■ Record set
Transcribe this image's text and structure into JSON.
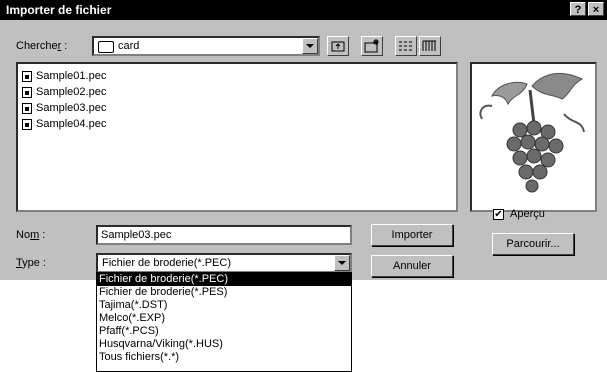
{
  "window": {
    "title": "Importer de fichier",
    "help_label": "?",
    "close_label": "×"
  },
  "lookin": {
    "label": "Chercher :",
    "value": "card"
  },
  "files": [
    {
      "name": "Sample01.pec"
    },
    {
      "name": "Sample02.pec"
    },
    {
      "name": "Sample03.pec"
    },
    {
      "name": "Sample04.pec"
    }
  ],
  "preview": {
    "checkbox_label": "Aperçu",
    "checked": true,
    "browse_label": "Parcourir...",
    "image": "grapes-icon"
  },
  "name_field": {
    "label": "Nom :",
    "value": "Sample03.pec"
  },
  "type_field": {
    "label": "Type :",
    "value": "Fichier de broderie(*.PEC)"
  },
  "buttons": {
    "import_label": "Importer",
    "cancel_label": "Annuler"
  },
  "type_options": [
    "Fichier de broderie(*.PEC)",
    "Fichier de broderie(*.PES)",
    "Tajima(*.DST)",
    "Melco(*.EXP)",
    "Pfaff(*.PCS)",
    "Husqvarna/Viking(*.HUS)",
    "Tous fichiers(*.*)"
  ],
  "type_selected_index": 0
}
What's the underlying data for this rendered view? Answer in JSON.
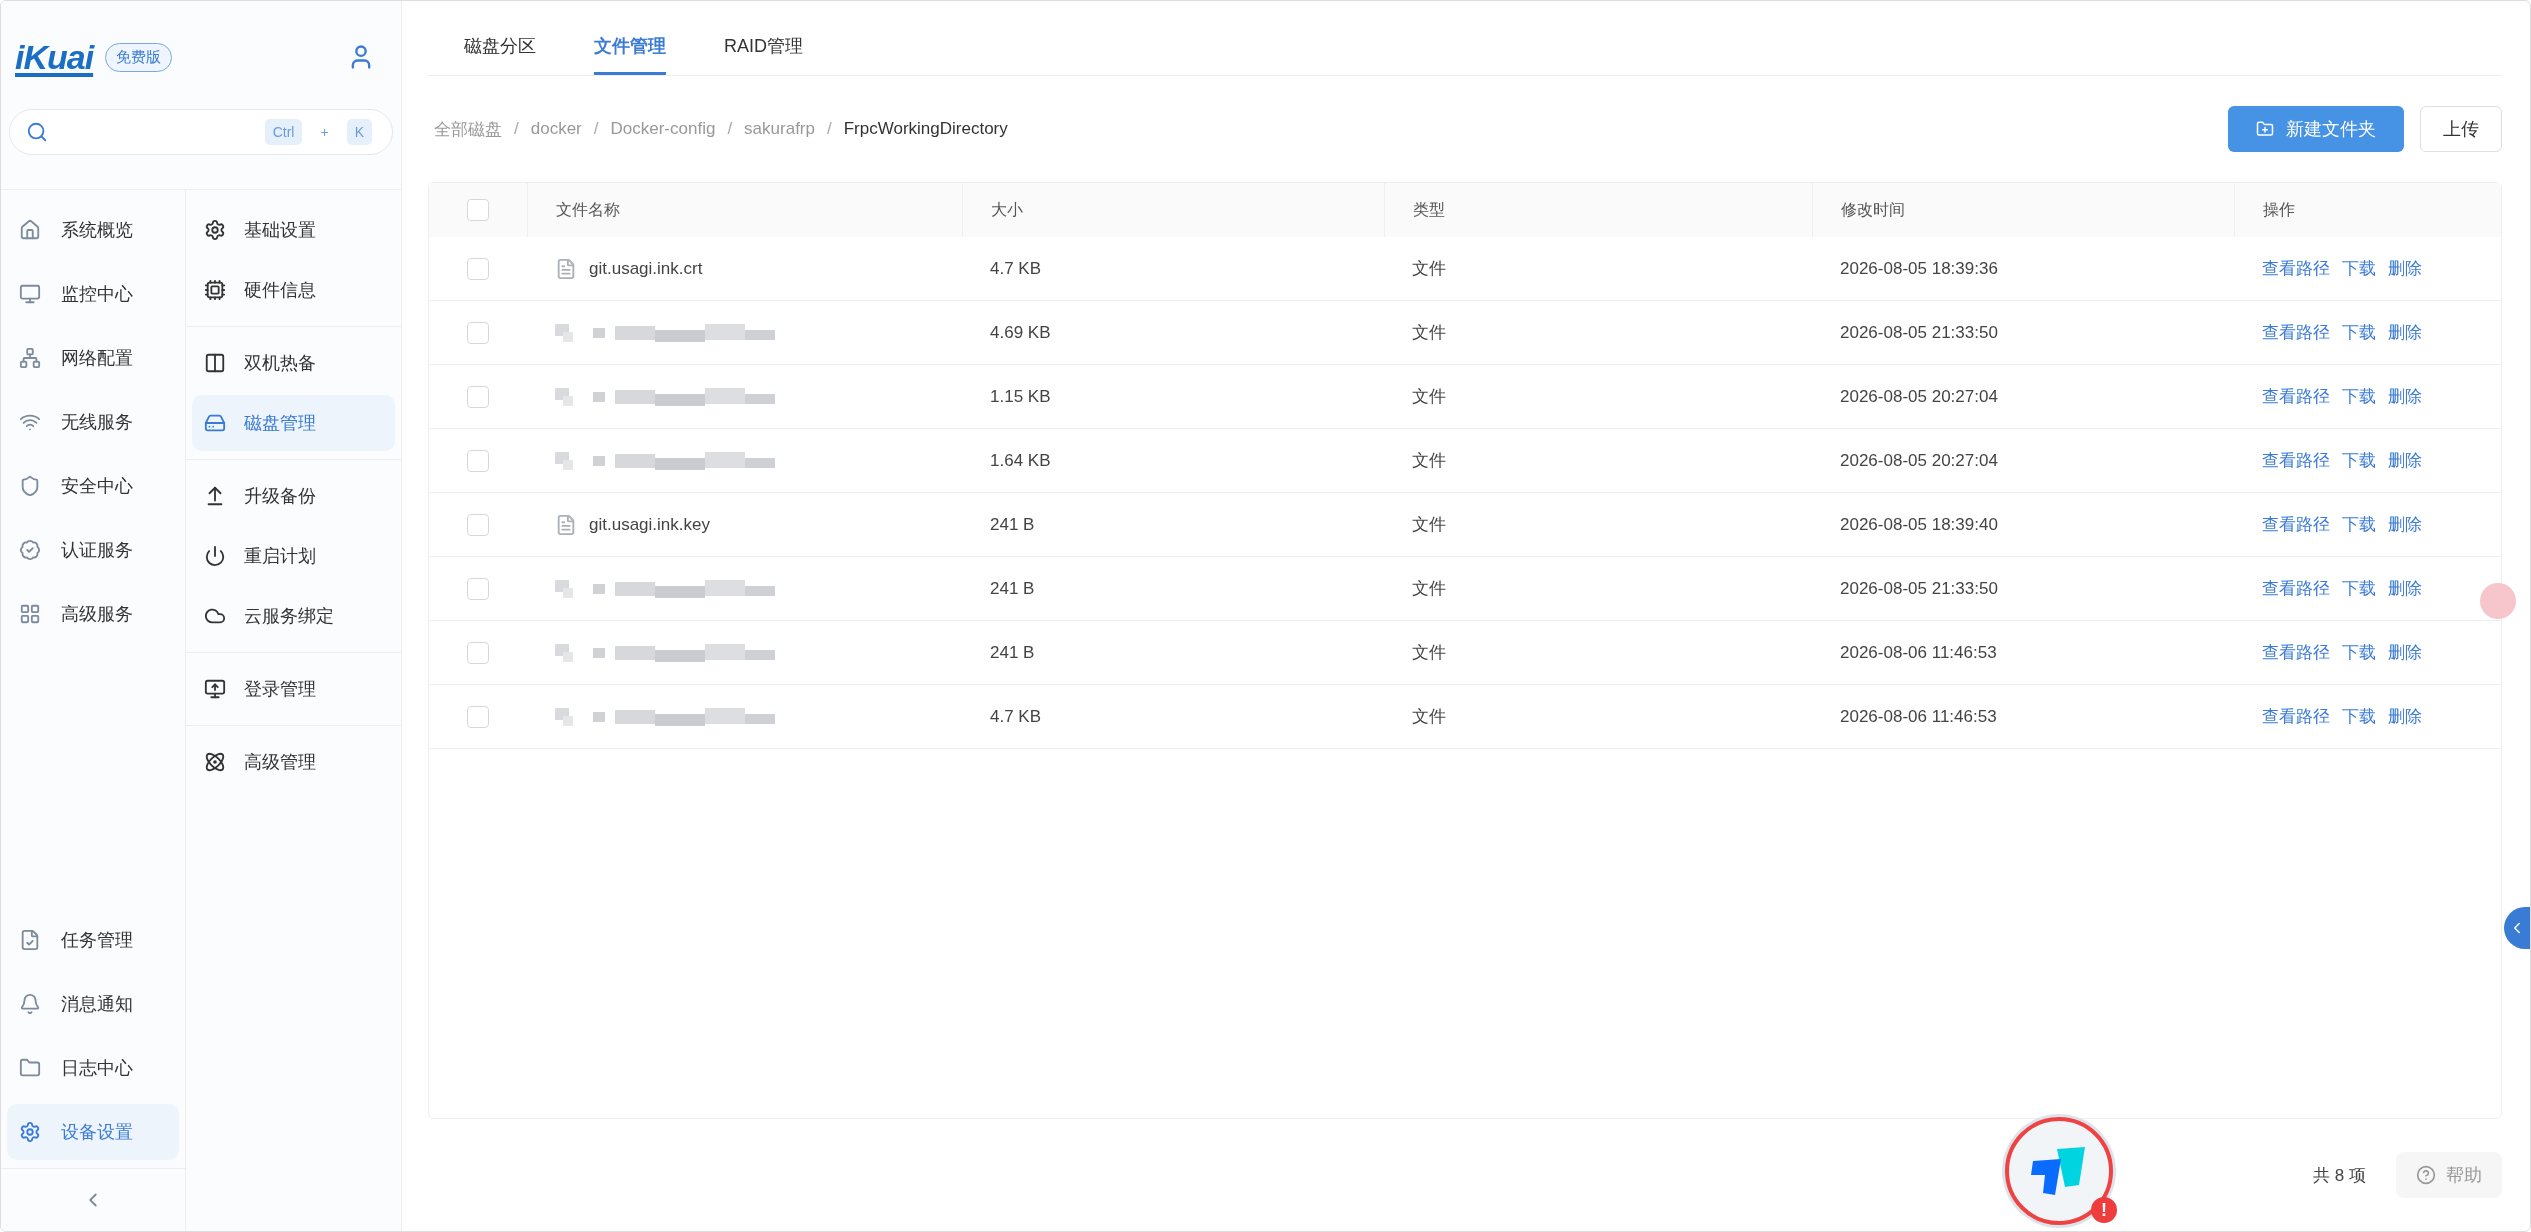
{
  "brand": {
    "logo": "iKuai",
    "edition": "免费版"
  },
  "search": {
    "keys": [
      "Ctrl",
      "+",
      "K"
    ]
  },
  "nav": {
    "items": [
      {
        "label": "系统概览",
        "selected": false
      },
      {
        "label": "监控中心",
        "selected": false
      },
      {
        "label": "网络配置",
        "selected": false
      },
      {
        "label": "无线服务",
        "selected": false
      },
      {
        "label": "安全中心",
        "selected": false
      },
      {
        "label": "认证服务",
        "selected": false
      },
      {
        "label": "高级服务",
        "selected": false
      }
    ],
    "bottom_items": [
      {
        "label": "任务管理",
        "selected": false
      },
      {
        "label": "消息通知",
        "selected": false
      },
      {
        "label": "日志中心",
        "selected": false
      },
      {
        "label": "设备设置",
        "selected": true
      }
    ]
  },
  "subnav": {
    "groups": [
      [
        {
          "label": "基础设置",
          "selected": false
        },
        {
          "label": "硬件信息",
          "selected": false
        }
      ],
      [
        {
          "label": "双机热备",
          "selected": false
        },
        {
          "label": "磁盘管理",
          "selected": true
        }
      ],
      [
        {
          "label": "升级备份",
          "selected": false
        },
        {
          "label": "重启计划",
          "selected": false
        },
        {
          "label": "云服务绑定",
          "selected": false
        }
      ],
      [
        {
          "label": "登录管理",
          "selected": false
        }
      ],
      [
        {
          "label": "高级管理",
          "selected": false
        }
      ]
    ]
  },
  "tabs": [
    {
      "label": "磁盘分区",
      "selected": false
    },
    {
      "label": "文件管理",
      "selected": true
    },
    {
      "label": "RAID管理",
      "selected": false
    }
  ],
  "breadcrumb": {
    "items": [
      "全部磁盘",
      "docker",
      "Docker-config",
      "sakurafrp",
      "FrpcWorkingDirectory"
    ],
    "separators": [
      "/",
      "/",
      "/",
      "/"
    ]
  },
  "actions": {
    "new_folder": "新建文件夹",
    "upload": "上传"
  },
  "table": {
    "select_all_checked": false,
    "columns": [
      "文件名称",
      "大小",
      "类型",
      "修改时间",
      "操作"
    ],
    "rows": [
      {
        "name": "git.usagi.ink.crt",
        "redacted": false,
        "size": "4.7 KB",
        "type": "文件",
        "modified": "2026-08-05 18:39:36",
        "checked": false,
        "actions": [
          "查看路径",
          "下载",
          "删除"
        ]
      },
      {
        "redacted": true,
        "size": "4.69 KB",
        "type": "文件",
        "modified": "2026-08-05 21:33:50",
        "checked": false,
        "actions": [
          "查看路径",
          "下载",
          "删除"
        ]
      },
      {
        "redacted": true,
        "size": "1.15 KB",
        "type": "文件",
        "modified": "2026-08-05 20:27:04",
        "checked": false,
        "actions": [
          "查看路径",
          "下载",
          "删除"
        ]
      },
      {
        "redacted": true,
        "size": "1.64 KB",
        "type": "文件",
        "modified": "2026-08-05 20:27:04",
        "checked": false,
        "actions": [
          "查看路径",
          "下载",
          "删除"
        ]
      },
      {
        "name": "git.usagi.ink.key",
        "redacted": false,
        "size": "241 B",
        "type": "文件",
        "modified": "2026-08-05 18:39:40",
        "checked": false,
        "actions": [
          "查看路径",
          "下载",
          "删除"
        ]
      },
      {
        "redacted": true,
        "size": "241 B",
        "type": "文件",
        "modified": "2026-08-05 21:33:50",
        "checked": false,
        "actions": [
          "查看路径",
          "下载",
          "删除"
        ]
      },
      {
        "redacted": true,
        "size": "241 B",
        "type": "文件",
        "modified": "2026-08-06 11:46:53",
        "checked": false,
        "actions": [
          "查看路径",
          "下载",
          "删除"
        ]
      },
      {
        "redacted": true,
        "size": "4.7 KB",
        "type": "文件",
        "modified": "2026-08-06 11:46:53",
        "checked": false,
        "actions": [
          "查看路径",
          "下载",
          "删除"
        ]
      }
    ]
  },
  "footer": {
    "total": "共 8 项",
    "help": "帮助"
  },
  "floating_badge": {
    "alert": "!"
  }
}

■ Short problem
Print each entry shown above with exact wording and no pictures.

■ The reply
Transcribe this image's text and structure into JSON.
{
  "window": {
    "title": "Importer de fichier",
    "help_label": "?",
    "close_label": "×"
  },
  "lookin": {
    "label": "Chercher :",
    "value": "card"
  },
  "files": [
    {
      "name": "Sample01.pec"
    },
    {
      "name": "Sample02.pec"
    },
    {
      "name": "Sample03.pec"
    },
    {
      "name": "Sample04.pec"
    }
  ],
  "preview": {
    "checkbox_label": "Aperçu",
    "checked": true,
    "browse_label": "Parcourir...",
    "image": "grapes-icon"
  },
  "name_field": {
    "label": "Nom :",
    "value": "Sample03.pec"
  },
  "type_field": {
    "label": "Type :",
    "value": "Fichier de broderie(*.PEC)"
  },
  "buttons": {
    "import_label": "Importer",
    "cancel_label": "Annuler"
  },
  "type_options": [
    "Fichier de broderie(*.PEC)",
    "Fichier de broderie(*.PES)",
    "Tajima(*.DST)",
    "Melco(*.EXP)",
    "Pfaff(*.PCS)",
    "Husqvarna/Viking(*.HUS)",
    "Tous fichiers(*.*)"
  ],
  "type_selected_index": 0
}
What's the underlying data for this rendered view? Answer in JSON.
{
  "brand": {
    "logo": "iKuai",
    "edition": "免费版"
  },
  "search": {
    "keys": [
      "Ctrl",
      "+",
      "K"
    ]
  },
  "nav": {
    "items": [
      {
        "label": "系统概览",
        "selected": false
      },
      {
        "label": "监控中心",
        "selected": false
      },
      {
        "label": "网络配置",
        "selected": false
      },
      {
        "label": "无线服务",
        "selected": false
      },
      {
        "label": "安全中心",
        "selected": false
      },
      {
        "label": "认证服务",
        "selected": false
      },
      {
        "label": "高级服务",
        "selected": false
      }
    ],
    "bottom_items": [
      {
        "label": "任务管理",
        "selected": false
      },
      {
        "label": "消息通知",
        "selected": false
      },
      {
        "label": "日志中心",
        "selected": false
      },
      {
        "label": "设备设置",
        "selected": true
      }
    ]
  },
  "subnav": {
    "groups": [
      [
        {
          "label": "基础设置",
          "selected": false
        },
        {
          "label": "硬件信息",
          "selected": false
        }
      ],
      [
        {
          "label": "双机热备",
          "selected": false
        },
        {
          "label": "磁盘管理",
          "selected": true
        }
      ],
      [
        {
          "label": "升级备份",
          "selected": false
        },
        {
          "label": "重启计划",
          "selected": false
        },
        {
          "label": "云服务绑定",
          "selected": false
        }
      ],
      [
        {
          "label": "登录管理",
          "selected": false
        }
      ],
      [
        {
          "label": "高级管理",
          "selected": false
        }
      ]
    ]
  },
  "tabs": [
    {
      "label": "磁盘分区",
      "selected": false
    },
    {
      "label": "文件管理",
      "selected": true
    },
    {
      "label": "RAID管理",
      "selected": false
    }
  ],
  "breadcrumb": {
    "items": [
      "全部磁盘",
      "docker",
      "Docker-config",
      "sakurafrp",
      "FrpcWorkingDirectory"
    ],
    "separators": [
      "/",
      "/",
      "/",
      "/"
    ]
  },
  "actions": {
    "new_folder": "新建文件夹",
    "upload": "上传"
  },
  "table": {
    "select_all_checked": false,
    "columns": [
      "文件名称",
      "大小",
      "类型",
      "修改时间",
      "操作"
    ],
    "rows": [
      {
        "name": "git.usagi.ink.crt",
        "redacted": false,
        "size": "4.7 KB",
        "type": "文件",
        "modified": "2026-08-05 18:39:36",
        "checked": false,
        "actions": [
          "查看路径",
          "下载",
          "删除"
        ]
      },
      {
        "redacted": true,
        "size": "4.69 KB",
        "type": "文件",
        "modified": "2026-08-05 21:33:50",
        "checked": false,
        "actions": [
          "查看路径",
          "下载",
          "删除"
        ]
      },
      {
        "redacted": true,
        "size": "1.15 KB",
        "type": "文件",
        "modified": "2026-08-05 20:27:04",
        "checked": false,
        "actions": [
          "查看路径",
          "下载",
          "删除"
        ]
      },
      {
        "redacted": true,
        "size": "1.64 KB",
        "type": "文件",
        "modified": "2026-08-05 20:27:04",
        "checked": false,
        "actions": [
          "查看路径",
          "下载",
          "删除"
        ]
      },
      {
        "name": "git.usagi.ink.key",
        "redacted": false,
        "size": "241 B",
        "type": "文件",
        "modified": "2026-08-05 18:39:40",
        "checked": false,
        "actions": [
          "查看路径",
          "下载",
          "删除"
        ]
      },
      {
        "redacted": true,
        "size": "241 B",
        "type": "文件",
        "modified": "2026-08-05 21:33:50",
        "checked": false,
        "actions": [
          "查看路径",
          "下载",
          "删除"
        ]
      },
      {
        "redacted": true,
        "size": "241 B",
        "type": "文件",
        "modified": "2026-08-06 11:46:53",
        "checked": false,
        "actions": [
          "查看路径",
          "下载",
          "删除"
        ]
      },
      {
        "redacted": true,
        "size": "4.7 KB",
        "type": "文件",
        "modified": "2026-08-06 11:46:53",
        "checked": false,
        "actions": [
          "查看路径",
          "下载",
          "删除"
        ]
      }
    ]
  },
  "footer": {
    "total": "共 8 项",
    "help": "帮助"
  },
  "floating_badge": {
    "alert": "!"
  }
}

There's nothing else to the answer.